> _Direction_
Restate the full set of records exactly, without adding or dropping a word.

> _Input_
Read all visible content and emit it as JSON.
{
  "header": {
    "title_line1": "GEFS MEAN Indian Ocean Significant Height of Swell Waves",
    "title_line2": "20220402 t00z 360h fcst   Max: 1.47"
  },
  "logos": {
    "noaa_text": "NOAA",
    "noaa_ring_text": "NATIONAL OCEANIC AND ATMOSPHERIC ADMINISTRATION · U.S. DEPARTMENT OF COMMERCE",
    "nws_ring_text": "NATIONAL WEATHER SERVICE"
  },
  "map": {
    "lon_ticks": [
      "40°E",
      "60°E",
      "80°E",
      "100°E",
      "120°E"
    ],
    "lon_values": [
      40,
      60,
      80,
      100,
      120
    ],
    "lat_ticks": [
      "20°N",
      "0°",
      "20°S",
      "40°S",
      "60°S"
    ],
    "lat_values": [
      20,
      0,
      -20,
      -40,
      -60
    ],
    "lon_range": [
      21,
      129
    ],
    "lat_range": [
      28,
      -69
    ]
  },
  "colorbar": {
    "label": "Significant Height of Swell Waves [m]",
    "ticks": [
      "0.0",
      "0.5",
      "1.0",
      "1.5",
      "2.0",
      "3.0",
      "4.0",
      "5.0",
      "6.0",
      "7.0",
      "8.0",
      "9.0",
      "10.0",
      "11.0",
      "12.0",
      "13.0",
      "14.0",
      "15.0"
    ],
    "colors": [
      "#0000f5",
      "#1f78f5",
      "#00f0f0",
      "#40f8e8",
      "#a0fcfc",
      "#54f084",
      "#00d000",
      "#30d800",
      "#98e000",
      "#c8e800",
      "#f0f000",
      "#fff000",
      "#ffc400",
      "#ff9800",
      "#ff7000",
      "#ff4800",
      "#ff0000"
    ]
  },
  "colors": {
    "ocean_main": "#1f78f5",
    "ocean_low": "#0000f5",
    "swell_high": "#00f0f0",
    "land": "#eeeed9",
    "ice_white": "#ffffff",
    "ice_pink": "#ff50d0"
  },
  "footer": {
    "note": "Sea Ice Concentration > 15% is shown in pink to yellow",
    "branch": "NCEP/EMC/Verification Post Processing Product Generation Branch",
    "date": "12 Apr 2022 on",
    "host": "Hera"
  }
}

> _Solution below_
Read all visible content and emit it as JSON.
{
  "header": {
    "title_line1": "GEFS MEAN Indian Ocean Significant Height of Swell Waves",
    "title_line2": "20220402 t00z 360h fcst   Max: 1.47"
  },
  "logos": {
    "noaa_text": "NOAA",
    "noaa_ring_text": "NATIONAL OCEANIC AND ATMOSPHERIC ADMINISTRATION · U.S. DEPARTMENT OF COMMERCE",
    "nws_ring_text": "NATIONAL WEATHER SERVICE"
  },
  "map": {
    "lon_ticks": [
      "40°E",
      "60°E",
      "80°E",
      "100°E",
      "120°E"
    ],
    "lon_values": [
      40,
      60,
      80,
      100,
      120
    ],
    "lat_ticks": [
      "20°N",
      "0°",
      "20°S",
      "40°S",
      "60°S"
    ],
    "lat_values": [
      20,
      0,
      -20,
      -40,
      -60
    ],
    "lon_range": [
      21,
      129
    ],
    "lat_range": [
      28,
      -69
    ]
  },
  "colorbar": {
    "label": "Significant Height of Swell Waves [m]",
    "ticks": [
      "0.0",
      "0.5",
      "1.0",
      "1.5",
      "2.0",
      "3.0",
      "4.0",
      "5.0",
      "6.0",
      "7.0",
      "8.0",
      "9.0",
      "10.0",
      "11.0",
      "12.0",
      "13.0",
      "14.0",
      "15.0"
    ],
    "colors": [
      "#0000f5",
      "#1f78f5",
      "#00f0f0",
      "#40f8e8",
      "#a0fcfc",
      "#54f084",
      "#00d000",
      "#30d800",
      "#98e000",
      "#c8e800",
      "#f0f000",
      "#fff000",
      "#ffc400",
      "#ff9800",
      "#ff7000",
      "#ff4800",
      "#ff0000"
    ]
  },
  "colors": {
    "ocean_main": "#1f78f5",
    "ocean_low": "#0000f5",
    "swell_high": "#00f0f0",
    "land": "#eeeed9",
    "ice_white": "#ffffff",
    "ice_pink": "#ff50d0"
  },
  "footer": {
    "note": "Sea Ice Concentration > 15% is shown in pink to yellow",
    "branch": "NCEP/EMC/Verification Post Processing Product Generation Branch",
    "date": "12 Apr 2022 on",
    "host": "Hera"
  }
}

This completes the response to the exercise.